■ Given data
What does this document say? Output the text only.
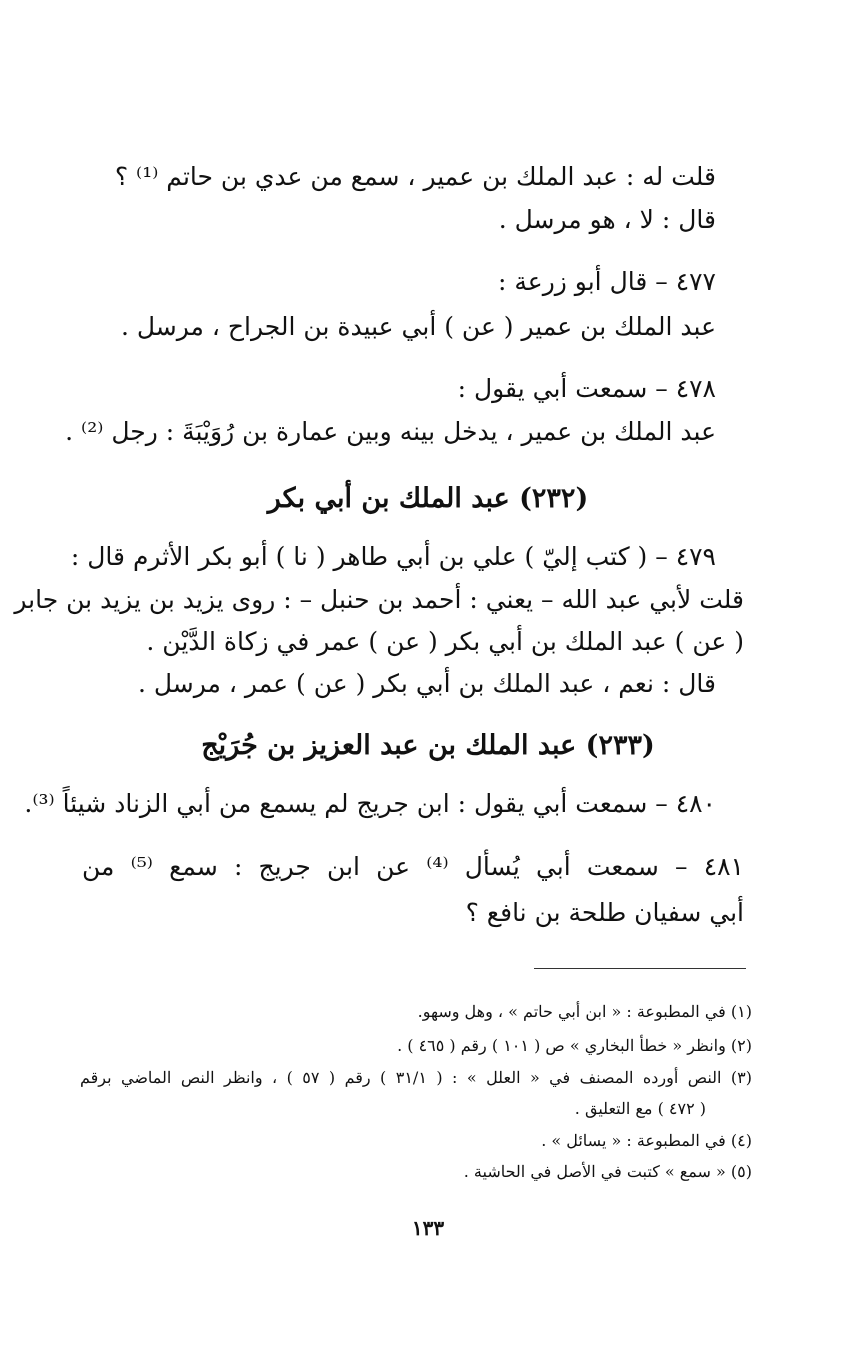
قلت له : عبد الملك بن عمير ، سمع من عدي بن حاتم ⁽¹⁾ ؟
قال : لا ، هو مرسل .
٤٧٧ – قال أبو زرعة :
عبد الملك بن عمير ( عن ) أبي عبيدة بن الجراح ، مرسل .
٤٧٨ – سمعت أبي يقول :
عبد الملك بن عمير ، يدخل بينه وبين عمارة بن رُوَيْبَةَ : رجل ⁽²⁾ .
(٢٣٢) عبد الملك بن أبي بكر
٤٧٩ – ( كتب إليّ ) علي بن أبي طاهر ( نا ) أبو بكر الأثرم قال :
قلت لأبي عبد الله – يعني : أحمد بن حنبل – : روى يزيد بن يزيد بن جابر
( عن ) عبد الملك بن أبي بكر ( عن ) عمر في زكاة الدَّيْن .
قال : نعم ، عبد الملك بن أبي بكر ( عن ) عمر ، مرسل .
(٢٣٣) عبد الملك بن عبد العزيز بن جُرَيْج
٤٨٠ – سمعت أبي يقول : ابن جريج لم يسمع من أبي الزناد شيئاً ⁽³⁾.
٤٨١ – سمعت أبي يُسأل ⁽⁴⁾ عن ابن جريج : سمع ⁽⁵⁾ من
أبي سفيان طلحة بن نافع ؟
(١) في المطبوعة : « ابن أبي حاتم » ، وهل وسهو.
(٢) وانظر « خطأ البخاري » ص ( ١٠١ ) رقم ( ٤٦٥ ) .
(٣) النص أورده المصنف في « العلل » : ( ٣١/١ ) رقم ( ٥٧ ) ، وانظر النص الماضي برقم
( ٤٧٢ ) مع التعليق .
(٤) في المطبوعة : « يسائل » .
(٥) « سمع » كتبت في الأصل في الحاشية .
١٣٣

■ Exercise instructions
Transcribe each line above verbatim, with the pictures left out.

■ Right answer
What does this document say? Output the text only.
قلت له : عبد الملك بن عمير ، سمع من عدي بن حاتم ⁽¹⁾ ؟
قال : لا ، هو مرسل .
٤٧٧ – قال أبو زرعة :
عبد الملك بن عمير ( عن ) أبي عبيدة بن الجراح ، مرسل .
٤٧٨ – سمعت أبي يقول :
عبد الملك بن عمير ، يدخل بينه وبين عمارة بن رُوَيْبَةَ : رجل ⁽²⁾ .
(٢٣٢) عبد الملك بن أبي بكر
٤٧٩ – ( كتب إليّ ) علي بن أبي طاهر ( نا ) أبو بكر الأثرم قال :
قلت لأبي عبد الله – يعني : أحمد بن حنبل – : روى يزيد بن يزيد بن جابر
( عن ) عبد الملك بن أبي بكر ( عن ) عمر في زكاة الدَّيْن .
قال : نعم ، عبد الملك بن أبي بكر ( عن ) عمر ، مرسل .
(٢٣٣) عبد الملك بن عبد العزيز بن جُرَيْج
٤٨٠ – سمعت أبي يقول : ابن جريج لم يسمع من أبي الزناد شيئاً ⁽³⁾.
٤٨١ – سمعت أبي يُسأل ⁽⁴⁾ عن ابن جريج : سمع ⁽⁵⁾ من
أبي سفيان طلحة بن نافع ؟
(١) في المطبوعة : « ابن أبي حاتم » ، وهل وسهو.
(٢) وانظر « خطأ البخاري » ص ( ١٠١ ) رقم ( ٤٦٥ ) .
(٣) النص أورده المصنف في « العلل » : ( ٣١/١ ) رقم ( ٥٧ ) ، وانظر النص الماضي برقم
( ٤٧٢ ) مع التعليق .
(٤) في المطبوعة : « يسائل » .
(٥) « سمع » كتبت في الأصل في الحاشية .
١٣٣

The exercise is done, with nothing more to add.